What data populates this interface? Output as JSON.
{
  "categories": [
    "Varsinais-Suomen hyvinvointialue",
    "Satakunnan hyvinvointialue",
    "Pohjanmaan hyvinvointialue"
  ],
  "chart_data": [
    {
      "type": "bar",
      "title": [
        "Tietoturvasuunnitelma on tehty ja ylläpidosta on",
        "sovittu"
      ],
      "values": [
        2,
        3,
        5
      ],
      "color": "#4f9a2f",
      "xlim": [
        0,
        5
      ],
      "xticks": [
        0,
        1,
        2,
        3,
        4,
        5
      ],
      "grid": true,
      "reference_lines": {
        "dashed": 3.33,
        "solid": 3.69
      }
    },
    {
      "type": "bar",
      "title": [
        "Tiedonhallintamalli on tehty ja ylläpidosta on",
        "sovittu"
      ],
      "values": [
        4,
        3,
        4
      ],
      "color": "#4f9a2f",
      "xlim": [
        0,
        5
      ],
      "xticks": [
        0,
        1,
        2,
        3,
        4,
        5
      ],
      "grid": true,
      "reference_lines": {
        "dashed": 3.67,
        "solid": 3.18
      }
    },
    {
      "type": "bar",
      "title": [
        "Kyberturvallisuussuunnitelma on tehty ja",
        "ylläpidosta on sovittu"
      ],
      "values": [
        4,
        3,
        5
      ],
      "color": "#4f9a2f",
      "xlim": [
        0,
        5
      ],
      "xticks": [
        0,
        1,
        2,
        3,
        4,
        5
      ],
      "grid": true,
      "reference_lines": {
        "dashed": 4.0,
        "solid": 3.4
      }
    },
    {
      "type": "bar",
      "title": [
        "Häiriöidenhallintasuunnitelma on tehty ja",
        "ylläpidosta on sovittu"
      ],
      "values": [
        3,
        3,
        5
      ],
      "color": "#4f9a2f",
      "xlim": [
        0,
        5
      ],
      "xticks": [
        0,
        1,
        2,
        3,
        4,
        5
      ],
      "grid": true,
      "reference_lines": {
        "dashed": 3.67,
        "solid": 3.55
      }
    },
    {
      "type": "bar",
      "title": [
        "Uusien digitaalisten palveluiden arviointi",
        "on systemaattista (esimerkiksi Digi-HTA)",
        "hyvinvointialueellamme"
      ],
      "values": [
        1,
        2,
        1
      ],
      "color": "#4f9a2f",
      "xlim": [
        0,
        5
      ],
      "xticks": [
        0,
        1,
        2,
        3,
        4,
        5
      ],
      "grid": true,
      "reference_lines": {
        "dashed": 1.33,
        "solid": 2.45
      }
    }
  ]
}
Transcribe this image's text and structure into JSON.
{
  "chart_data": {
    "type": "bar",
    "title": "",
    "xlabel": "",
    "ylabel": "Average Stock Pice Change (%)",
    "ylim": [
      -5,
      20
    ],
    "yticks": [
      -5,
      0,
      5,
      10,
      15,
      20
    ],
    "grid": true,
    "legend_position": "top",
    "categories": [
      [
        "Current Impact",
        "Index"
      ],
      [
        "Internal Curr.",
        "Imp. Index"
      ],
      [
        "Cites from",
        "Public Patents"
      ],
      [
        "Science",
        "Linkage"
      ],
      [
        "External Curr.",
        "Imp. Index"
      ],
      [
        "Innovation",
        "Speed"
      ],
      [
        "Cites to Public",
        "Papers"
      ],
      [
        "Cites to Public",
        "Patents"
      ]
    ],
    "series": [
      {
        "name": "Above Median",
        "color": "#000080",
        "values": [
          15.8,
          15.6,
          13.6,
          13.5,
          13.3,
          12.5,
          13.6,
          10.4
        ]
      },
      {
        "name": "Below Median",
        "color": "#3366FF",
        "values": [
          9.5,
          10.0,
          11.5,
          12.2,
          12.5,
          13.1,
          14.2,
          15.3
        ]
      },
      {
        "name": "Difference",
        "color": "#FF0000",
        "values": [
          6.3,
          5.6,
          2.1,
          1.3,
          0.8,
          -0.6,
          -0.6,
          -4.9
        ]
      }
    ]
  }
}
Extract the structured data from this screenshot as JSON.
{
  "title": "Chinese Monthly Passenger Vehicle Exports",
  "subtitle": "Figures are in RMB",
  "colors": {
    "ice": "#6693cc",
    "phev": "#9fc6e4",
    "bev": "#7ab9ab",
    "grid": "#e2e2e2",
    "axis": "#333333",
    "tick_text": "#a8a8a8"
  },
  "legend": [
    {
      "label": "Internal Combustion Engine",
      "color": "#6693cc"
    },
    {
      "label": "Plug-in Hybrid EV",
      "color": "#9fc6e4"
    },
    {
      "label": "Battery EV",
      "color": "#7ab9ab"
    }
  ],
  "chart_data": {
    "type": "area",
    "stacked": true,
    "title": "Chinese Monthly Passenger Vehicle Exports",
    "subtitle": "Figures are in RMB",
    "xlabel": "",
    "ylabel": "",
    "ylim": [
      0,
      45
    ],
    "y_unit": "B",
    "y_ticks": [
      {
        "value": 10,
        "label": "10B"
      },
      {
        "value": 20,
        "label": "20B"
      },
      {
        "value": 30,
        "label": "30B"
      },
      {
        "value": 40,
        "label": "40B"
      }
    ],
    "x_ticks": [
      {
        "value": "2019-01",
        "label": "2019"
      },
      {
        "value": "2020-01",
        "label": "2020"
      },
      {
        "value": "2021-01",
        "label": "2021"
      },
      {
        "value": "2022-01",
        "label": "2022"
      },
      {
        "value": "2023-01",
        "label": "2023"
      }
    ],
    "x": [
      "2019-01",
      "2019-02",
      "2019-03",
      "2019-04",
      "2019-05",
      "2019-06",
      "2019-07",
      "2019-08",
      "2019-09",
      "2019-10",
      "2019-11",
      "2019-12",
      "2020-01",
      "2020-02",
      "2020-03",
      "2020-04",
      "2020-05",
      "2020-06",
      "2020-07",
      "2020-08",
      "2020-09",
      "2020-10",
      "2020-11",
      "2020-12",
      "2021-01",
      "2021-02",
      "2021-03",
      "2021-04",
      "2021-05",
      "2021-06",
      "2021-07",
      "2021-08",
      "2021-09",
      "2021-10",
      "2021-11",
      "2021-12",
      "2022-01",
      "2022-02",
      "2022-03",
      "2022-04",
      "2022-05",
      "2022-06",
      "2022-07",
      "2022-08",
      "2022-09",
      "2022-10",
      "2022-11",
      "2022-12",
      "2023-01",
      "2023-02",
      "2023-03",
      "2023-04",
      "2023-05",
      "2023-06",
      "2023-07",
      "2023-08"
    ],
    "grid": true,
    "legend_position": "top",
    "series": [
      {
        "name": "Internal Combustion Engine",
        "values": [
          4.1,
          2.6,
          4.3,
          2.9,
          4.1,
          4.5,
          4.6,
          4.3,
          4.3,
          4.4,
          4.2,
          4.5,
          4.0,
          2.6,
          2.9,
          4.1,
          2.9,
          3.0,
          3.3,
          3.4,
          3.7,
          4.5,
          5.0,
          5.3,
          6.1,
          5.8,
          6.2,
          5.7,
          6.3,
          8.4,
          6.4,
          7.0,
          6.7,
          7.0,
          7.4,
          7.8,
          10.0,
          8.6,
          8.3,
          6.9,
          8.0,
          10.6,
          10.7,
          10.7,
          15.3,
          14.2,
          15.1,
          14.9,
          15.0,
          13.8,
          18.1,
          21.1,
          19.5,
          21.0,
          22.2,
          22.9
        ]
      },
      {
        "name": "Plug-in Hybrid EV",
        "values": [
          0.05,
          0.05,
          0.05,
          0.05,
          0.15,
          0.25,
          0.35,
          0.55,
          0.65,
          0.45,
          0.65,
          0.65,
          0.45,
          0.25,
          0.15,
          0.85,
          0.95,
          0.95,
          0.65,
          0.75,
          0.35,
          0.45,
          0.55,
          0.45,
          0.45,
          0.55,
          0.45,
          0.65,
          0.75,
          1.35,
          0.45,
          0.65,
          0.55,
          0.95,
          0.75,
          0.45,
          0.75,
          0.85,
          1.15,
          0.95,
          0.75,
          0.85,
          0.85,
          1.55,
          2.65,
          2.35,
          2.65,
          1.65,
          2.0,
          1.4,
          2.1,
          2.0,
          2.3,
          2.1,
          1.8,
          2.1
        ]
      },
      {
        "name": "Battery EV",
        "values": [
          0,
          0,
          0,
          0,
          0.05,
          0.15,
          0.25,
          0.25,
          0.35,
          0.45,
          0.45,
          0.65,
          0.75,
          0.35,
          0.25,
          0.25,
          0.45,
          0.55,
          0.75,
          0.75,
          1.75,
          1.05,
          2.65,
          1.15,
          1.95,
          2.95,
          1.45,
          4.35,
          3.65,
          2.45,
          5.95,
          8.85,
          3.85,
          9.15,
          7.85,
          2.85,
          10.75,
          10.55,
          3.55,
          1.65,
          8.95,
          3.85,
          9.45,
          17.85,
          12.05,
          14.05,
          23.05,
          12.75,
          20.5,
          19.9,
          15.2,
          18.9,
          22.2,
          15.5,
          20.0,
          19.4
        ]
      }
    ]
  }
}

* PROMPT
In the records above, find each line holding "ylläpidosta" and copy it.

* ANSWER TO THE PROBLEM
        "Tietoturvasuunnitelma on tehty ja ylläpidosta on",
        "Tiedonhallintamalli on tehty ja ylläpidosta on",
        "ylläpidosta on sovittu"
        "ylläpidosta on sovittu"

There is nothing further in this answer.